▼

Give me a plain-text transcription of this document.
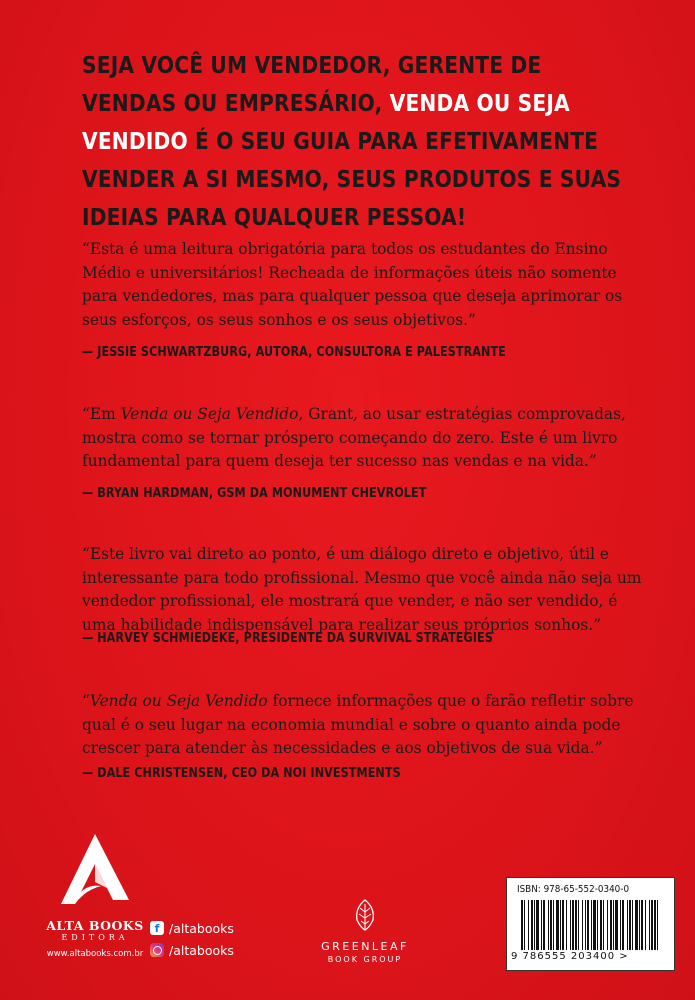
SEJA VOCÊ UM VENDEDOR, GERENTE DE VENDAS OU EMPRESÁRIO, VENDA OU SEJA VENDIDO É O SEU GUIA PARA EFETIVAMENTE VENDER A SI MESMO, SEUS PRODUTOS E SUAS IDEIAS PARA QUALQUER PESSOA!
“Esta é uma leitura obrigatória para todos os estudantes do Ensino Médio e universitários! Recheada de informações úteis não somente para vendedores, mas para qualquer pessoa que deseja aprimorar os seus esforços, os seus sonhos e os seus objetivos.”
— JESSIE SCHWARTZBURG, AUTORA, CONSULTORA E PALESTRANTE
“Em Venda ou Seja Vendido, Grant, ao usar estratégias comprovadas, mostra como se tornar próspero começando do zero. Este é um livro fundamental para quem deseja ter sucesso nas vendas e na vida.”
— BRYAN HARDMAN, GSM DA MONUMENT CHEVROLET
“Este livro vai direto ao ponto, é um diálogo direto e objetivo, útil e interessante para todo profissional. Mesmo que você ainda não seja um vendedor profissional, ele mostrará que vender, e não ser vendido, é uma habilidade indispensável para realizar seus próprios sonhos.”
— HARVEY SCHMIEDEKE, PRESIDENTE DA SURVIVAL STRATEGIES
“Venda ou Seja Vendido fornece informações que o farão refletir sobre qual é o seu lugar na economia mundial e sobre o quanto ainda pode crescer para atender às necessidades e aos objetivos de sua vida.”
— DALE CHRISTENSEN, CEO DA NOI INVESTMENTS
ALTA BOOKS
EDITORA
www.altabooks.com.br
f /altabooks
/altabooks	GREENLEAF
BOOK GROUP
ISBN: 978-65-552-0340-0
9 786555 203400 >
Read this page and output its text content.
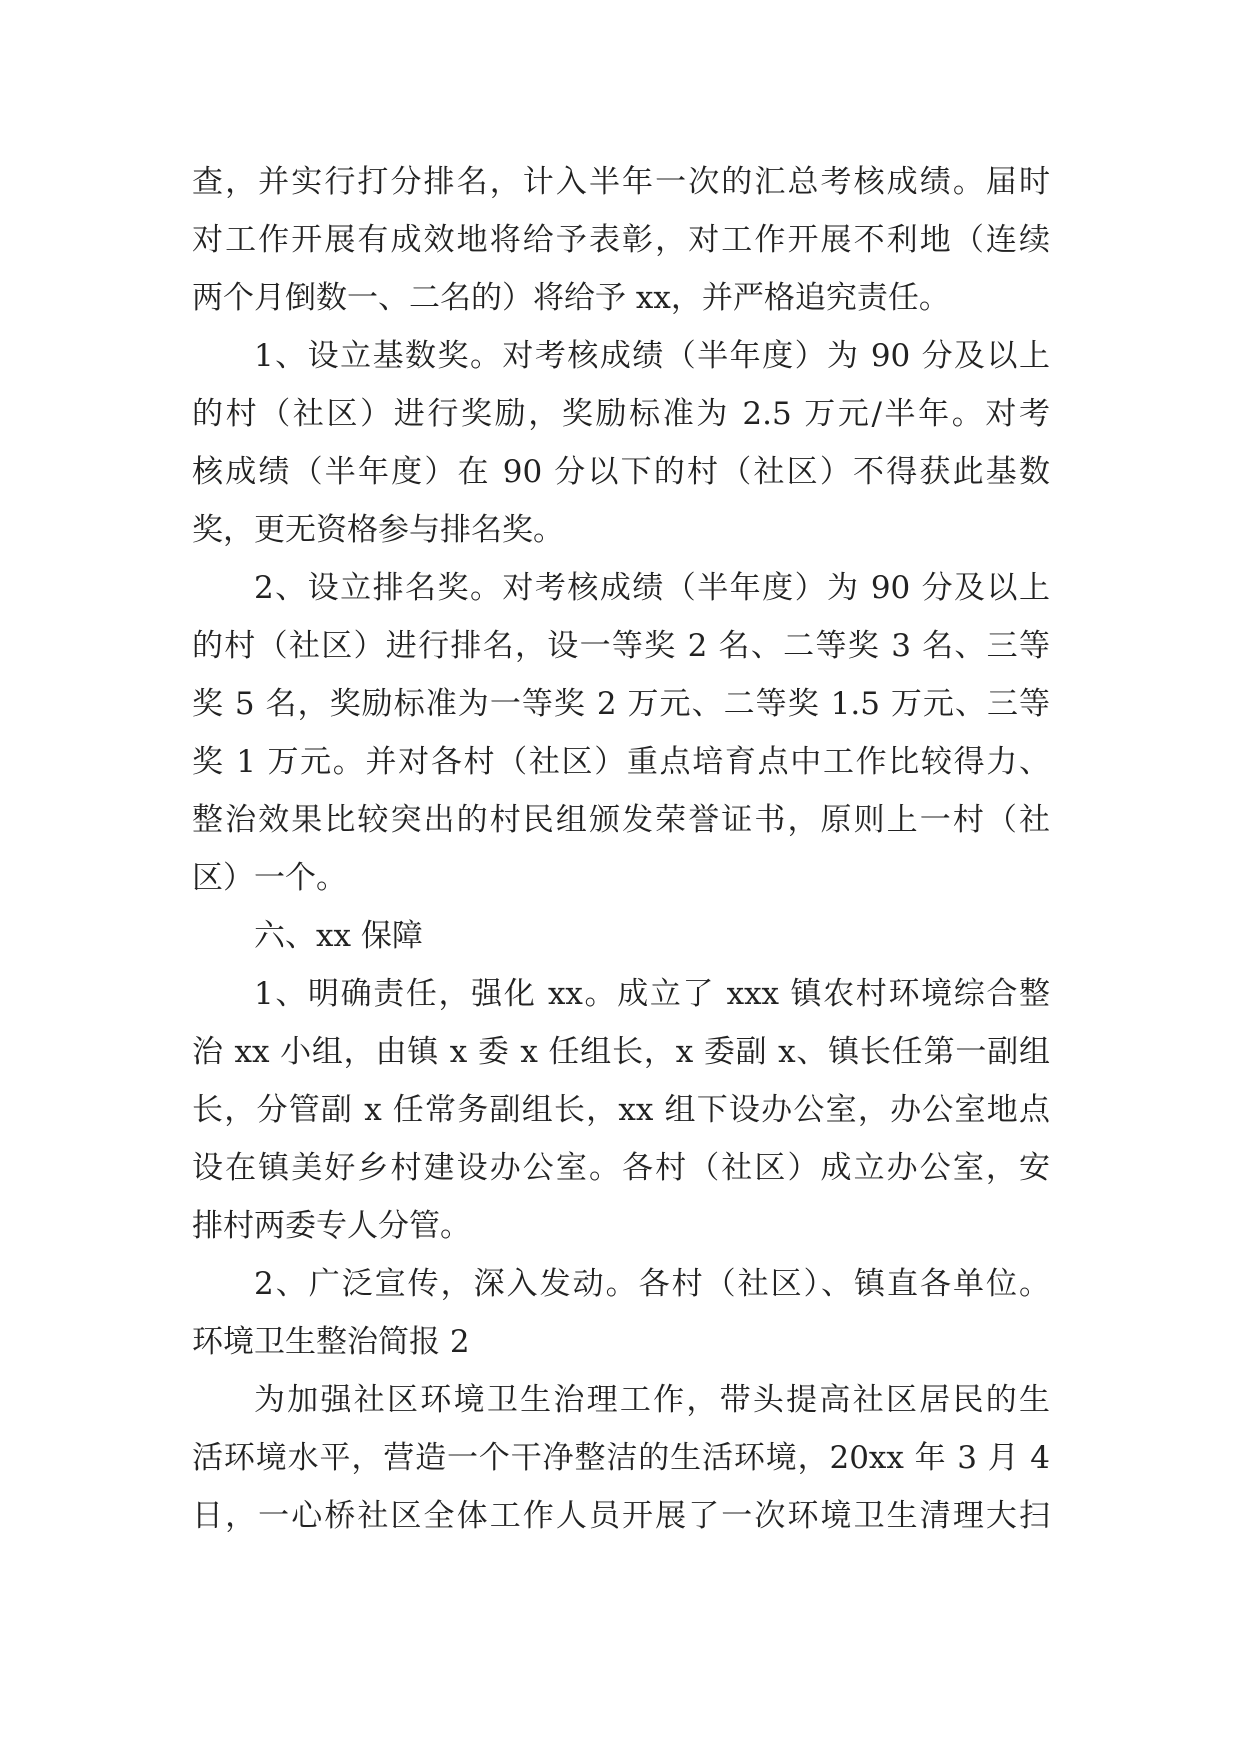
查，并实行打分排名，计入半年一次的汇总考核成绩。届时
对工作开展有成效地将给予表彰，对工作开展不利地（连续
两个月倒数一、二名的）将给予 xx，并严格追究责任。
1、设立基数奖。对考核成绩（半年度）为 90 分及以上
的村（社区）进行奖励，奖励标准为 2.5 万元/半年。对考
核成绩（半年度）在 90 分以下的村（社区）不得获此基数
奖，更无资格参与排名奖。
2、设立排名奖。对考核成绩（半年度）为 90 分及以上
的村（社区）进行排名，设一等奖 2 名、二等奖 3 名、三等
奖 5 名，奖励标准为一等奖 2 万元、二等奖 1.5 万元、三等
奖 1 万元。并对各村（社区）重点培育点中工作比较得力、
整治效果比较突出的村民组颁发荣誉证书，原则上一村（社
区）一个。
六、xx 保障
1、明确责任，强化 xx。成立了 xxx 镇农村环境综合整
治 xx 小组，由镇 x 委 x 任组长，x 委副 x、镇长任第一副组
长，分管副 x 任常务副组长，xx 组下设办公室，办公室地点
设在镇美好乡村建设办公室。各村（社区）成立办公室，安
排村两委专人分管。
2、广泛宣传，深入发动。各村（社区）、镇直各单位。
环境卫生整治简报 2
为加强社区环境卫生治理工作，带头提高社区居民的生
活环境水平，营造一个干净整洁的生活环境，20xx 年 3 月 4
日，一心桥社区全体工作人员开展了一次环境卫生清理大扫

▲

• **TASK INSTRUCTIONS**
Give an exact copy of the material, leaving out every picture.

• **FULL SOLUTION**
Give me a plain-text transcription of this document.
SEJA VOCÊ UM VENDEDOR, GERENTE DE VENDAS OU EMPRESÁRIO, VENDA OU SEJA VENDIDO É O SEU GUIA PARA EFETIVAMENTE VENDER A SI MESMO, SEUS PRODUTOS E SUAS IDEIAS PARA QUALQUER PESSOA!
“Esta é uma leitura obrigatória para todos os estudantes do Ensino Médio e universitários! Recheada de informações úteis não somente para vendedores, mas para qualquer pessoa que deseja aprimorar os seus esforços, os seus sonhos e os seus objetivos.”
— JESSIE SCHWARTZBURG, AUTORA, CONSULTORA E PALESTRANTE
“Em Venda ou Seja Vendido, Grant, ao usar estratégias comprovadas, mostra como se tornar próspero começando do zero. Este é um livro fundamental para quem deseja ter sucesso nas vendas e na vida.”
— BRYAN HARDMAN, GSM DA MONUMENT CHEVROLET
“Este livro vai direto ao ponto, é um diálogo direto e objetivo, útil e interessante para todo profissional. Mesmo que você ainda não seja um vendedor profissional, ele mostrará que vender, e não ser vendido, é uma habilidade indispensável para realizar seus próprios sonhos.”
— HARVEY SCHMIEDEKE, PRESIDENTE DA SURVIVAL STRATEGIES
“Venda ou Seja Vendido fornece informações que o farão refletir sobre qual é o seu lugar na economia mundial e sobre o quanto ainda pode crescer para atender às necessidades e aos objetivos de sua vida.”
— DALE CHRISTENSEN, CEO DA NOI INVESTMENTS
ALTA BOOKS
EDITORA
www.altabooks.com.br
f /altabooks
/altabooks	GREENLEAF
BOOK GROUP
ISBN: 978-65-552-0340-0
9 786555 203400 >
Read this page and output its text content.
查，并实行打分排名，计入半年一次的汇总考核成绩。届时
对工作开展有成效地将给予表彰，对工作开展不利地（连续
两个月倒数一、二名的）将给予 xx，并严格追究责任。
1、设立基数奖。对考核成绩（半年度）为 90 分及以上
的村（社区）进行奖励，奖励标准为 2.5 万元/半年。对考
核成绩（半年度）在 90 分以下的村（社区）不得获此基数
奖，更无资格参与排名奖。
2、设立排名奖。对考核成绩（半年度）为 90 分及以上
的村（社区）进行排名，设一等奖 2 名、二等奖 3 名、三等
奖 5 名，奖励标准为一等奖 2 万元、二等奖 1.5 万元、三等
奖 1 万元。并对各村（社区）重点培育点中工作比较得力、
整治效果比较突出的村民组颁发荣誉证书，原则上一村（社
区）一个。
六、xx 保障
1、明确责任，强化 xx。成立了 xxx 镇农村环境综合整
治 xx 小组，由镇 x 委 x 任组长，x 委副 x、镇长任第一副组
长，分管副 x 任常务副组长，xx 组下设办公室，办公室地点
设在镇美好乡村建设办公室。各村（社区）成立办公室，安
排村两委专人分管。
2、广泛宣传，深入发动。各村（社区）、镇直各单位。
环境卫生整治简报 2
为加强社区环境卫生治理工作，带头提高社区居民的生
活环境水平，营造一个干净整洁的生活环境，20xx 年 3 月 4
日，一心桥社区全体工作人员开展了一次环境卫生清理大扫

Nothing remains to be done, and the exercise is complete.